* [ТЕКСТ ДОКУМЕНТА]
____

Группа правительственных экспертов (ГПЭ) ООН по достижениям в области информатизации и телекоммуникаций

• Основой для формирования группы послужила российская инициатива в сентябре 1998 г., когда глава МИД РФ С.В. Иванов направил Генеральному Секретарю ООН письмо, текст которого включал в себя проект резолюции Генеральной Ассамблеи ООН «Достижения в области в области информатизации и телекоммуникаций». В декабре 1998 г. резолюция была внесена в Первый комитет ГА ООН и принята без голосования (A/RES/53/70). Одним из пунктов текста документа был призыв ко всем странам – членам ООН выразить свои взгляды на вопросы безопасности в сфере ИКТ. С 1998 г. и до настоящего времени одноименные резолюции принимаются ГА ООН ежегодно.

• В декабре 2001 г. Россия выступила с инициативой создания ГПЭ ООН с целью рассмотрения существующих и возможных угроз в сфере ИКТ, возможных мер взаимодействия, а также проведения исследования ключевых вызовов безопасности в этой сфере. Первый состав группы, включавший в себя представителей России, США и еще 13 государств, провел серию встреч в 2004 г. и подготовил формальный доклад (по причине принципиальных разногласий по содержательным вопросам). Тем не менее участники высказали интерес к дальнейшему развитию формата ГПЭ. В результате были также сформированы второй и третий составы ГПЭ, которые провели серии встреч в 2009 и 2013 гг. соответственно. Обе группы согласовали содержательные доклады.

____

* [ЗАДАНИЕ] Отредактируйте текст о группе правительственных экспертов ООН: перепишите всё начиная со слов «Группа правительственных экспертов» и вплоть до слов «ГА ООН ежегодно.», везде заменив «ИКТ» на «информационно-коммуникационных технологий».

* [ИСХОДНЫЕ ДАННЫЕ]
____

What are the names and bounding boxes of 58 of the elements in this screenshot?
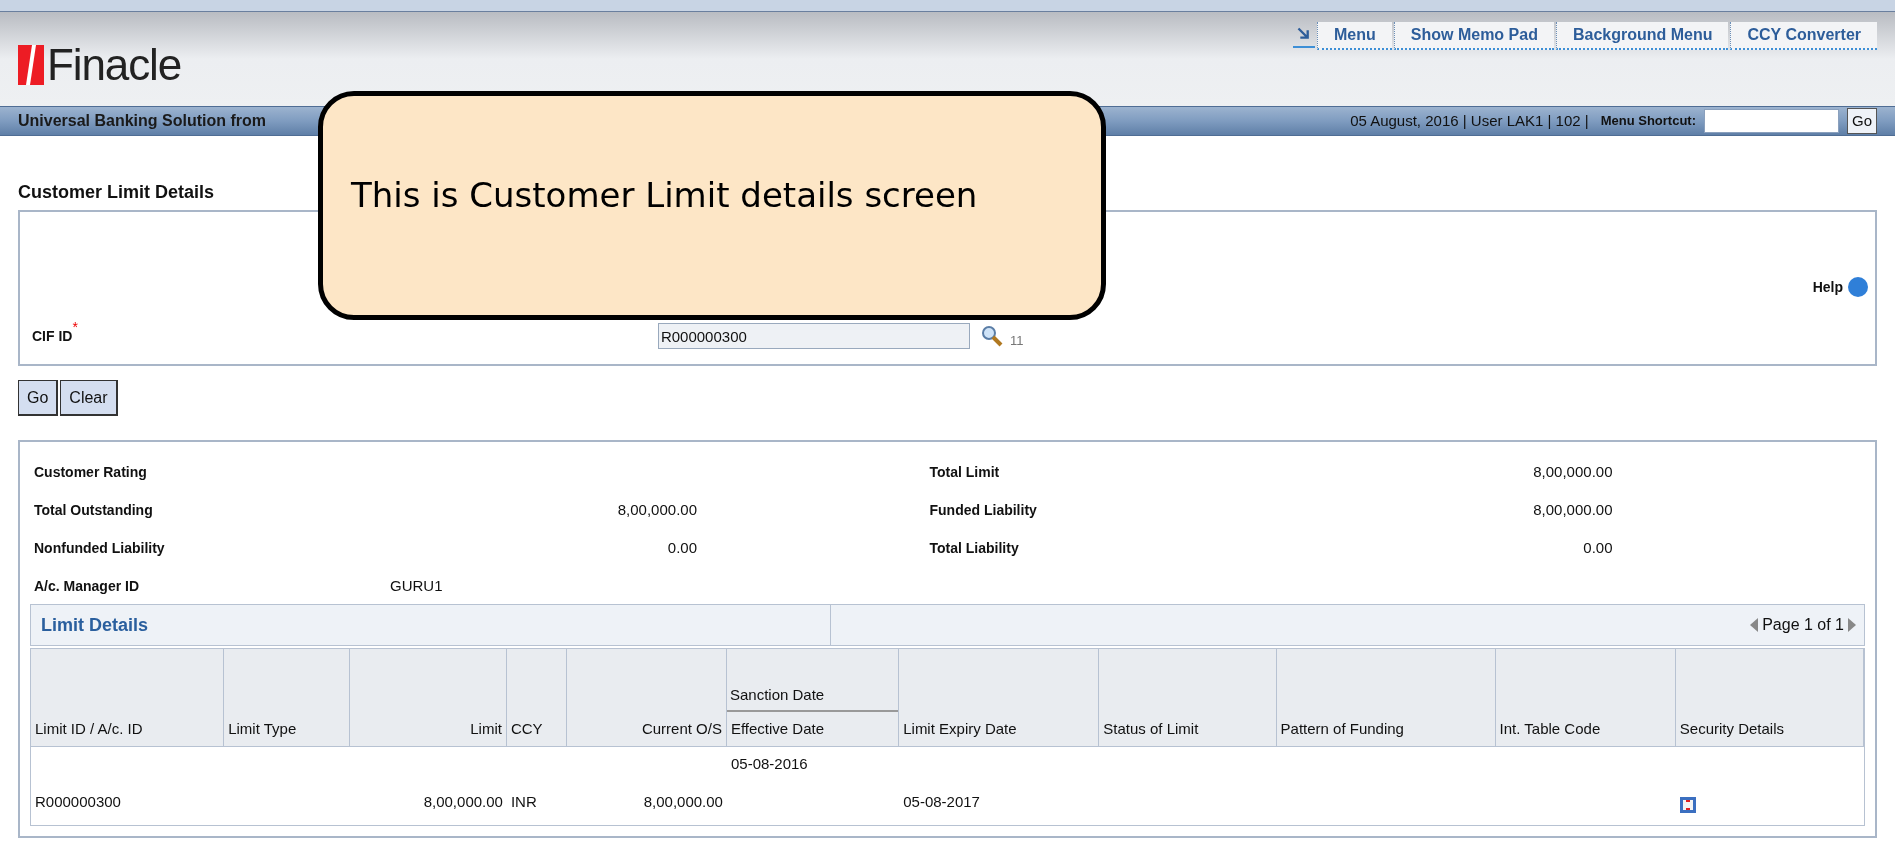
shortcut-field[interactable] bbox=[1704, 109, 1839, 133]
table-cell-text: INR bbox=[509, 791, 538, 812]
column-header: Limit bbox=[469, 719, 503, 739]
summary-label: Total Liability bbox=[928, 538, 1020, 558]
session-info: 05 August, 2016 | User LAK1 | 102 | bbox=[1350, 110, 1589, 131]
tagline: Universal Banking Solution from bbox=[18, 111, 267, 131]
pager-text: Page 1 of 1 bbox=[1762, 615, 1844, 635]
details-icon[interactable] bbox=[1679, 797, 1696, 813]
summary-value: GURU1 bbox=[390, 575, 443, 596]
column-group-header: Sanction Date bbox=[726, 678, 899, 712]
summary-value: 0.00 bbox=[1582, 537, 1613, 558]
action-button[interactable]: Clear bbox=[60, 380, 118, 416]
required-mark: * bbox=[72, 317, 78, 337]
previous-page-icon[interactable] bbox=[1750, 618, 1759, 632]
table-cell-text: R000000300 bbox=[34, 791, 122, 812]
action-button[interactable]: Go bbox=[18, 380, 59, 416]
column-header: Security Details bbox=[1678, 719, 1785, 739]
column-header: Limit Expiry Date bbox=[902, 719, 1018, 739]
result-count: 11 bbox=[1009, 331, 1024, 350]
page-title: Customer Limit Details bbox=[18, 180, 215, 204]
field-label: CIF ID bbox=[32, 327, 73, 346]
help-icon[interactable] bbox=[1847, 276, 1869, 298]
next-page-icon[interactable] bbox=[1848, 618, 1856, 632]
help-link[interactable]: Help bbox=[1812, 276, 1843, 298]
summary-value: 0.00 bbox=[666, 537, 697, 558]
menu-link[interactable]: Show Memo Pad bbox=[1393, 22, 1554, 50]
section-title: Limit Details bbox=[41, 613, 149, 637]
menu-link[interactable]: Menu bbox=[1317, 22, 1392, 50]
table-cell-text: 8,00,000.00 bbox=[422, 791, 504, 812]
summary-label: A/c. Manager ID bbox=[33, 576, 141, 596]
column-header: CCY bbox=[509, 719, 544, 739]
menu-link[interactable]: CCY Converter bbox=[1730, 22, 1877, 50]
summary-label: Total Outstanding bbox=[33, 500, 154, 520]
summary-label: Customer Rating bbox=[33, 462, 148, 482]
column-header: Effective Date bbox=[729, 719, 826, 739]
column-header: Limit ID / A/c. ID bbox=[34, 719, 144, 739]
summary-value: 8,00,000.00 bbox=[1532, 499, 1613, 520]
summary-label: Total Limit bbox=[928, 462, 1001, 482]
column-header: Int. Table Code bbox=[1498, 719, 1602, 739]
summary-label: Funded Liability bbox=[928, 500, 1038, 520]
table-cell-text: 05-08-2017 bbox=[902, 791, 981, 812]
logo-text: Finacle bbox=[47, 43, 182, 87]
logo-icon bbox=[18, 45, 44, 85]
callout-text: This is Customer Limit details screen bbox=[351, 174, 978, 217]
column-header: Status of Limit bbox=[1102, 719, 1200, 739]
summary-value: 8,00,000.00 bbox=[1532, 461, 1613, 482]
search-icon[interactable] bbox=[979, 324, 1004, 349]
shortcut-go-button[interactable]: Go bbox=[1847, 108, 1877, 134]
column-header: Current O/S bbox=[640, 719, 723, 739]
shortcut-label: Menu Shortcut: bbox=[1600, 112, 1696, 131]
column-header: Limit Type bbox=[227, 719, 298, 739]
cif-id-field[interactable]: R000000300 bbox=[657, 323, 970, 350]
summary-value: 8,00,000.00 bbox=[616, 499, 697, 520]
menu-link[interactable]: Background Menu bbox=[1555, 22, 1729, 50]
summary-label: Nonfunded Liability bbox=[33, 538, 166, 558]
table-cell-text: 05-08-2016 bbox=[730, 754, 808, 774]
column-header: Pattern of Funding bbox=[1279, 719, 1405, 739]
table-cell-text: 8,00,000.00 bbox=[642, 791, 724, 812]
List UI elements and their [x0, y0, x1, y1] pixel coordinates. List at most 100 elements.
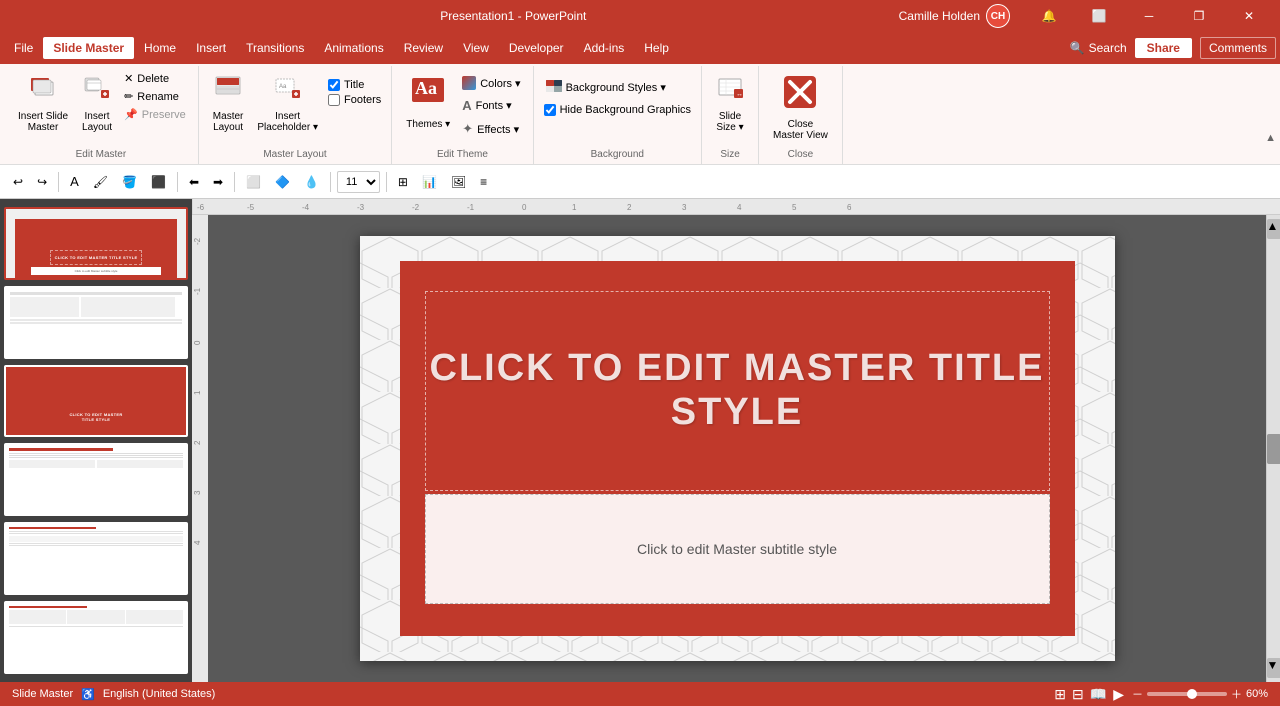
slide-thumb-1[interactable]: CLICK TO EDIT MASTER TITLE STYLE Click t…	[4, 207, 188, 280]
insert-placeholder-btn[interactable]: Aa InsertPlaceholder ▾	[251, 70, 324, 137]
align-right-btn[interactable]: ➡	[208, 172, 228, 192]
view-buttons: ⊞ ⊟ 📖 ▶	[1054, 686, 1124, 703]
slide-thumb-6[interactable]	[4, 601, 188, 674]
highlight-btn[interactable]: 🖌	[88, 172, 113, 192]
hide-bg-graphics-checkbox[interactable]: Hide Background Graphics	[542, 103, 693, 117]
status-left: Slide Master ♿ English (United States)	[12, 688, 215, 701]
colors-btn[interactable]: Colors ▾	[458, 74, 524, 92]
arrange-btn[interactable]: ⬛	[146, 172, 171, 192]
align-left-btn[interactable]: ⬅	[184, 172, 204, 192]
menu-view[interactable]: View	[453, 37, 499, 59]
insert-layout-btn[interactable]: InsertLayout	[76, 70, 118, 137]
scroll-up-btn[interactable]: ▲	[1267, 219, 1280, 239]
menu-home[interactable]: Home	[134, 37, 186, 59]
svg-text:2: 2	[627, 203, 632, 212]
reading-view-btn[interactable]: 📖	[1090, 686, 1107, 703]
slide-subtitle-text: Click to edit Master subtitle style	[637, 541, 837, 557]
share-button[interactable]: Share	[1135, 38, 1192, 58]
scroll-thumb[interactable]	[1267, 434, 1280, 464]
menu-help[interactable]: Help	[634, 37, 679, 59]
minimize-btn[interactable]: ─	[1126, 0, 1172, 32]
slide-sorter-btn[interactable]: ⊟	[1072, 686, 1084, 703]
master-layout-btn[interactable]: MasterLayout	[207, 70, 250, 137]
chart-btn[interactable]: 📊	[417, 172, 442, 192]
effects2-btn[interactable]: 💧	[299, 172, 324, 192]
zoom-out-btn[interactable]: －	[1132, 686, 1143, 702]
footers-check[interactable]	[328, 94, 340, 106]
close-master-view-btn[interactable]: CloseMaster View	[767, 70, 834, 145]
insert-placeholder-icon: Aa	[274, 74, 302, 109]
menu-slide-master[interactable]: Slide Master	[43, 37, 134, 59]
slide-thumb-2-inner	[6, 288, 186, 359]
slide-thumb-5[interactable]	[4, 522, 188, 595]
menu-transitions[interactable]: Transitions	[236, 37, 314, 59]
fonts-icon: A	[462, 98, 471, 113]
insert-placeholder-label: InsertPlaceholder ▾	[257, 111, 318, 133]
preserve-btn[interactable]: 📌 Preserve	[120, 106, 190, 123]
ribbon-group-close: CloseMaster View Close	[759, 66, 843, 164]
edit-master-label: Edit Master	[12, 145, 190, 160]
zoom-slider[interactable]	[1147, 692, 1227, 696]
maximize-btn[interactable]: ❐	[1176, 0, 1222, 32]
font-color-btn[interactable]: A	[65, 171, 84, 192]
slide-thumb-4[interactable]	[4, 443, 188, 516]
title-check[interactable]	[328, 79, 340, 91]
slide-title-box[interactable]: CLICK TO EDIT MASTER TITLE STYLE	[425, 291, 1050, 491]
bg-styles-label: Background Styles ▾	[566, 81, 666, 94]
colors-icon	[462, 76, 476, 90]
shapes-btn[interactable]: ⬜	[241, 172, 266, 192]
fonts-btn[interactable]: A Fonts ▾	[458, 96, 524, 115]
svg-text:Aa: Aa	[279, 84, 287, 90]
slide-thumb-3[interactable]: CLICK TO EDIT MASTER TITLE STYLE	[4, 365, 188, 438]
menu-animations[interactable]: Animations	[314, 37, 393, 59]
delete-btn[interactable]: ✕ Delete	[120, 70, 190, 87]
rename-btn[interactable]: ✏ Rename	[120, 88, 190, 105]
svg-text:2: 2	[193, 440, 202, 445]
main-area: CLICK TO EDIT MASTER TITLE STYLE Click t…	[0, 199, 1280, 682]
notification-icon[interactable]: 🔔	[1026, 0, 1072, 32]
insert-slide-master-btn[interactable]: Insert SlideMaster	[12, 70, 74, 137]
scroll-down-btn[interactable]: ▼	[1267, 658, 1280, 678]
slideshow-btn[interactable]: ▶	[1113, 686, 1124, 703]
close-master-view-icon	[782, 74, 818, 117]
background-styles-btn[interactable]: Background Styles ▾	[542, 78, 693, 97]
fill-btn[interactable]: 🪣	[117, 172, 142, 192]
search-area[interactable]: 🔍 Search	[1070, 41, 1127, 55]
search-label[interactable]: Search	[1089, 41, 1127, 55]
zoom-in-btn[interactable]: ＋	[1231, 686, 1242, 702]
hide-bg-check[interactable]	[544, 104, 556, 116]
undo-btn[interactable]: ↩	[8, 172, 28, 192]
slide-size-label: SlideSize ▾	[716, 111, 743, 133]
svg-text:-4: -4	[302, 203, 310, 212]
menu-addins[interactable]: Add-ins	[574, 37, 635, 59]
menu-insert[interactable]: Insert	[186, 37, 236, 59]
font-size-select[interactable]: 11 12 14	[337, 171, 380, 193]
themes-btn[interactable]: Aa Themes ▾	[400, 70, 456, 134]
slide-subtitle-box[interactable]: Click to edit Master subtitle style	[425, 494, 1050, 604]
effects-btn[interactable]: ✦ Effects ▾	[458, 119, 524, 139]
zoom-level[interactable]: 60%	[1246, 688, 1268, 700]
collapse-ribbon-btn[interactable]: ▲	[1265, 132, 1276, 144]
rename-label: Rename	[137, 91, 179, 103]
slide-thumb-2[interactable]	[4, 286, 188, 359]
title-checkbox[interactable]: Title	[326, 78, 383, 92]
menu-developer[interactable]: Developer	[499, 37, 574, 59]
redo-btn[interactable]: ↪	[32, 172, 52, 192]
arrange2-btn[interactable]: 🔷	[270, 172, 295, 192]
status-right: ⊞ ⊟ 📖 ▶ － ＋ 60%	[1054, 686, 1268, 703]
table-btn[interactable]: ⊞	[393, 172, 413, 192]
more-btn[interactable]: ≡	[475, 172, 492, 192]
slide[interactable]: CLICK TO EDIT MASTER TITLE STYLE Click t…	[360, 236, 1115, 661]
close-window-btn[interactable]: ✕	[1226, 0, 1272, 32]
footers-checkbox[interactable]: Footers	[326, 93, 383, 107]
comments-button[interactable]: Comments	[1200, 37, 1276, 59]
restore-btn[interactable]: ⬜	[1076, 0, 1122, 32]
right-scrollbar[interactable]: ▲ ▼	[1266, 215, 1280, 682]
menu-file[interactable]: File	[4, 37, 43, 59]
slide-size-btn[interactable]: ↔ SlideSize ▾	[710, 70, 750, 137]
image-btn[interactable]: 🖼	[446, 172, 471, 192]
insert-slide-master-label: Insert SlideMaster	[18, 111, 68, 133]
effects-icon: ✦	[462, 121, 473, 137]
normal-view-btn[interactable]: ⊞	[1054, 686, 1066, 703]
menu-review[interactable]: Review	[394, 37, 453, 59]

____

* [ОТВЕТ]
Группа правительственных экспертов (ГПЭ) ООН по достижениям в области информатизации и телекоммуникаций

• Основой для формирования группы послужила российская инициатива в сентябре 1998 г., когда глава МИД РФ С.В. Иванов направил Генеральному Секретарю ООН письмо, текст которого включал в себя проект резолюции Генеральной Ассамблеи ООН «Достижения в области в области информатизации и телекоммуникаций». В декабре 1998 г. резолюция была внесена в Первый комитет ГА ООН и принята без голосования (A/RES/53/70). Одним из пунктов текста документа был призыв ко всем странам – членам ООН выразить свои взгляды на вопросы безопасности в сфере информационно-коммуникационных технологий. С 1998 г. и до настоящего времени одноименные резолюции принимаются ГА ООН ежегодно.